OBJECTIVE. Note each line that includes the word "Mathematics". Copy those lines.

[Rows from a figure dataset]
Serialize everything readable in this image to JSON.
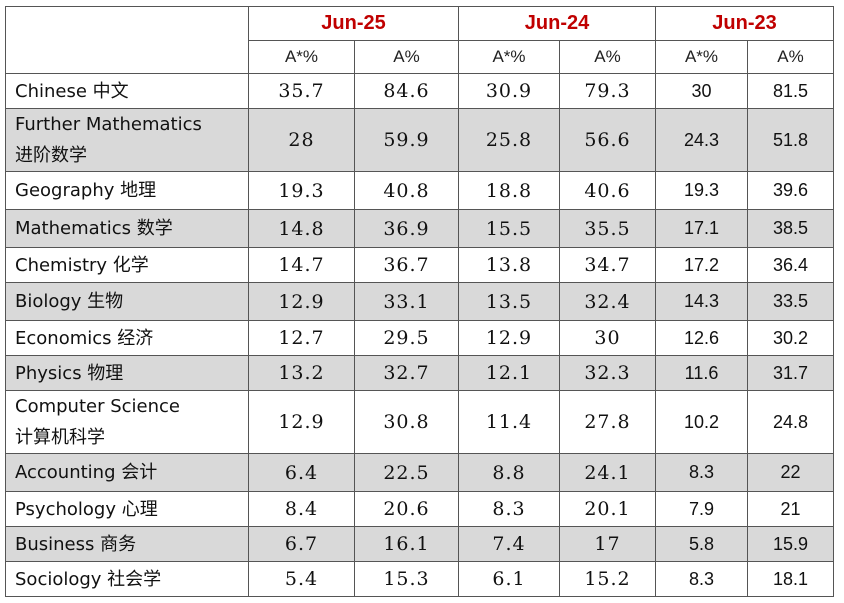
{
  "years": [
    "Jun-25",
    "Jun-24",
    "Jun-23"
  ],
  "sub_headers": [
    "A*%",
    "A%",
    "A*%",
    "A%",
    "A*%",
    "A%"
  ],
  "rows": [
    {
      "subject": [
        "Chinese 中文"
      ],
      "values": [
        "35.7",
        "84.6",
        "30.9",
        "79.3",
        "30",
        "81.5"
      ]
    },
    {
      "subject": [
        "Further Mathematics",
        "进阶数学"
      ],
      "values": [
        "28",
        "59.9",
        "25.8",
        "56.6",
        "24.3",
        "51.8"
      ]
    },
    {
      "subject": [
        "Geography 地理"
      ],
      "values": [
        "19.3",
        "40.8",
        "18.8",
        "40.6",
        "19.3",
        "39.6"
      ]
    },
    {
      "subject": [
        "Mathematics 数学"
      ],
      "values": [
        "14.8",
        "36.9",
        "15.5",
        "35.5",
        "17.1",
        "38.5"
      ]
    },
    {
      "subject": [
        "Chemistry 化学"
      ],
      "values": [
        "14.7",
        "36.7",
        "13.8",
        "34.7",
        "17.2",
        "36.4"
      ]
    },
    {
      "subject": [
        "Biology 生物"
      ],
      "values": [
        "12.9",
        "33.1",
        "13.5",
        "32.4",
        "14.3",
        "33.5"
      ]
    },
    {
      "subject": [
        "Economics 经济"
      ],
      "values": [
        "12.7",
        "29.5",
        "12.9",
        "30",
        "12.6",
        "30.2"
      ]
    },
    {
      "subject": [
        "Physics 物理"
      ],
      "values": [
        "13.2",
        "32.7",
        "12.1",
        "32.3",
        "11.6",
        "31.7"
      ]
    },
    {
      "subject": [
        "Computer Science",
        "计算机科学"
      ],
      "values": [
        "12.9",
        "30.8",
        "11.4",
        "27.8",
        "10.2",
        "24.8"
      ]
    },
    {
      "subject": [
        "Accounting 会计"
      ],
      "values": [
        "6.4",
        "22.5",
        "8.8",
        "24.1",
        "8.3",
        "22"
      ]
    },
    {
      "subject": [
        "Psychology 心理"
      ],
      "values": [
        "8.4",
        "20.6",
        "8.3",
        "20.1",
        "7.9",
        "21"
      ]
    },
    {
      "subject": [
        "Business 商务"
      ],
      "values": [
        "6.7",
        "16.1",
        "7.4",
        "17",
        "5.8",
        "15.9"
      ]
    },
    {
      "subject": [
        "Sociology 社会学"
      ],
      "values": [
        "5.4",
        "15.3",
        "6.1",
        "15.2",
        "8.3",
        "18.1"
      ]
    }
  ]
}
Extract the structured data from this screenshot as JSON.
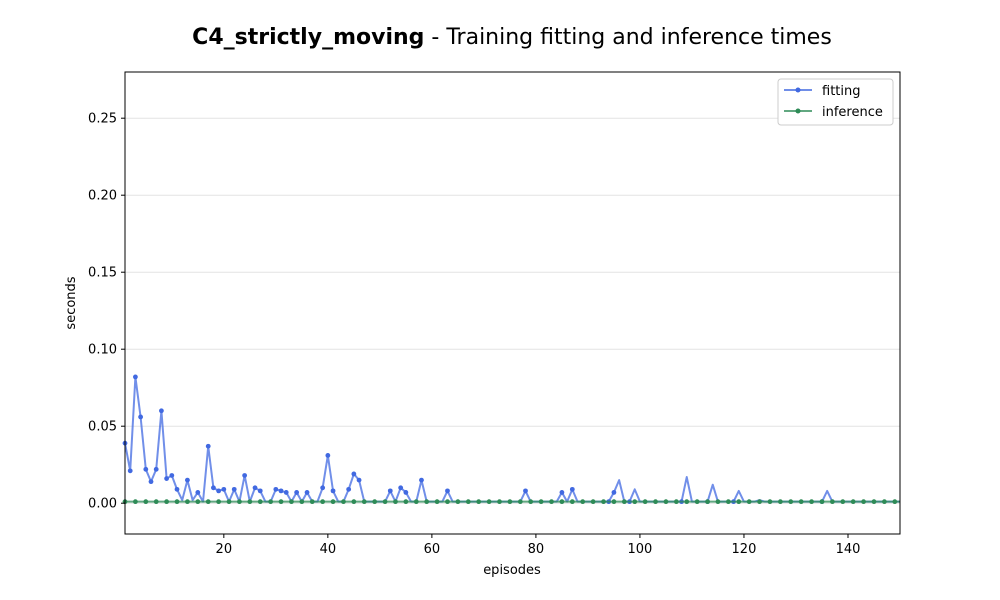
{
  "chart_data": {
    "type": "line",
    "title_bold": "C4_strictly_moving",
    "title_rest": " - Training fitting and inference times",
    "xlabel": "episodes",
    "ylabel": "seconds",
    "xlim": [
      1,
      150
    ],
    "ylim": [
      -0.02,
      0.28
    ],
    "xticks": [
      20,
      40,
      60,
      80,
      100,
      120,
      140
    ],
    "yticks": [
      0.0,
      0.05,
      0.1,
      0.15,
      0.2,
      0.25
    ],
    "ytick_labels": [
      "0.00",
      "0.05",
      "0.10",
      "0.15",
      "0.20",
      "0.25"
    ],
    "grid": "horizontal",
    "legend": "top-right",
    "series": [
      {
        "name": "fitting",
        "color": "#4169e1",
        "x": [
          1,
          2,
          3,
          4,
          5,
          6,
          7,
          8,
          9,
          10,
          11,
          12,
          13,
          14,
          15,
          16,
          17,
          18,
          19,
          20,
          21,
          22,
          23,
          24,
          25,
          26,
          27,
          28,
          29,
          30,
          31,
          32,
          33,
          34,
          35,
          36,
          37,
          38,
          39,
          40,
          41,
          42,
          43,
          44,
          45,
          46,
          47,
          48,
          49,
          50,
          51,
          52,
          53,
          54,
          55,
          56,
          57,
          58,
          59,
          60,
          61,
          62,
          63,
          64,
          65,
          66,
          67,
          68,
          69,
          70,
          71,
          72,
          73,
          74,
          75,
          76,
          77,
          78,
          79,
          80,
          81,
          82,
          83,
          84,
          85,
          86,
          87,
          88,
          89,
          90,
          91,
          92,
          93,
          94,
          95,
          96,
          97,
          98,
          99,
          100,
          101,
          102,
          103,
          104,
          105,
          106,
          107,
          108,
          109,
          110,
          111,
          112,
          113,
          114,
          115,
          116,
          117,
          118,
          119,
          120,
          121,
          122,
          123,
          124,
          125,
          126,
          127,
          128,
          129,
          130,
          131,
          132,
          133,
          134,
          135,
          136,
          137,
          138,
          139,
          140,
          141,
          142,
          143,
          144,
          145,
          146,
          147,
          148,
          149,
          150
        ],
        "values": [
          0.039,
          0.021,
          0.082,
          0.056,
          0.022,
          0.014,
          0.022,
          0.06,
          0.016,
          0.018,
          0.009,
          0.002,
          0.015,
          0.002,
          0.007,
          0.001,
          0.037,
          0.01,
          0.008,
          0.009,
          0.001,
          0.009,
          0.001,
          0.018,
          0.001,
          0.01,
          0.008,
          0.001,
          0.001,
          0.009,
          0.008,
          0.007,
          0.001,
          0.007,
          0.001,
          0.007,
          0.001,
          0.001,
          0.01,
          0.031,
          0.008,
          0.001,
          0.001,
          0.009,
          0.019,
          0.015,
          0.001,
          0.001,
          0.001,
          0.001,
          0.001,
          0.008,
          0.001,
          0.01,
          0.007,
          0.001,
          0.001,
          0.015,
          0.001,
          0.001,
          0.001,
          0.001,
          0.008,
          0.001,
          0.001,
          0.001,
          0.001,
          0.001,
          0.001,
          0.001,
          0.001,
          0.001,
          0.001,
          0.001,
          0.001,
          0.001,
          0.001,
          0.008,
          0.001,
          0.001,
          0.001,
          0.001,
          0.001,
          0.001,
          0.007,
          0.001,
          0.009,
          0.001,
          0.001,
          0.001,
          0.001,
          0.001,
          0.001,
          0.001,
          0.007,
          0.015,
          0.001,
          0.001,
          0.009,
          0.001,
          0.001,
          0.001,
          0.001,
          0.001,
          0.001,
          0.001,
          0.001,
          0.001,
          0.017,
          0.001,
          0.001,
          0.001,
          0.001,
          0.012,
          0.001,
          0.001,
          0.001,
          0.001,
          0.008,
          0.001,
          0.001,
          0.001,
          0.002,
          0.001,
          0.001,
          0.001,
          0.001,
          0.001,
          0.001,
          0.001,
          0.001,
          0.001,
          0.001,
          0.001,
          0.001,
          0.008,
          0.001,
          0.001,
          0.001,
          0.001,
          0.001,
          0.001,
          0.001,
          0.001,
          0.001,
          0.001,
          0.001,
          0.001,
          0.001,
          0.001
        ],
        "marker_x": [
          1,
          2,
          3,
          4,
          5,
          6,
          7,
          8,
          9,
          10,
          11,
          13,
          15,
          17,
          18,
          19,
          20,
          22,
          24,
          26,
          27,
          30,
          31,
          32,
          34,
          36,
          39,
          40,
          41,
          44,
          45,
          46,
          52,
          54,
          55,
          58,
          63,
          78,
          85,
          87,
          94,
          95,
          98,
          108,
          113,
          118,
          135
        ]
      },
      {
        "name": "inference",
        "color": "#2e8b57",
        "x": [
          1,
          150
        ],
        "values": [
          0.001,
          0.001
        ],
        "marker_x": [
          1,
          3,
          5,
          7,
          9,
          11,
          13,
          15,
          17,
          19,
          21,
          23,
          25,
          27,
          29,
          31,
          33,
          35,
          37,
          39,
          41,
          43,
          45,
          47,
          49,
          51,
          53,
          55,
          57,
          59,
          61,
          63,
          65,
          67,
          69,
          71,
          73,
          75,
          77,
          79,
          81,
          83,
          85,
          87,
          89,
          91,
          93,
          95,
          97,
          99,
          101,
          103,
          105,
          107,
          109,
          111,
          113,
          115,
          117,
          119,
          121,
          123,
          125,
          127,
          129,
          131,
          133,
          135,
          137,
          139,
          141,
          143,
          145,
          147,
          149
        ]
      }
    ]
  }
}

EXERCISE SOLUTION.
        "Further Mathematics",
        "Mathematics 数学"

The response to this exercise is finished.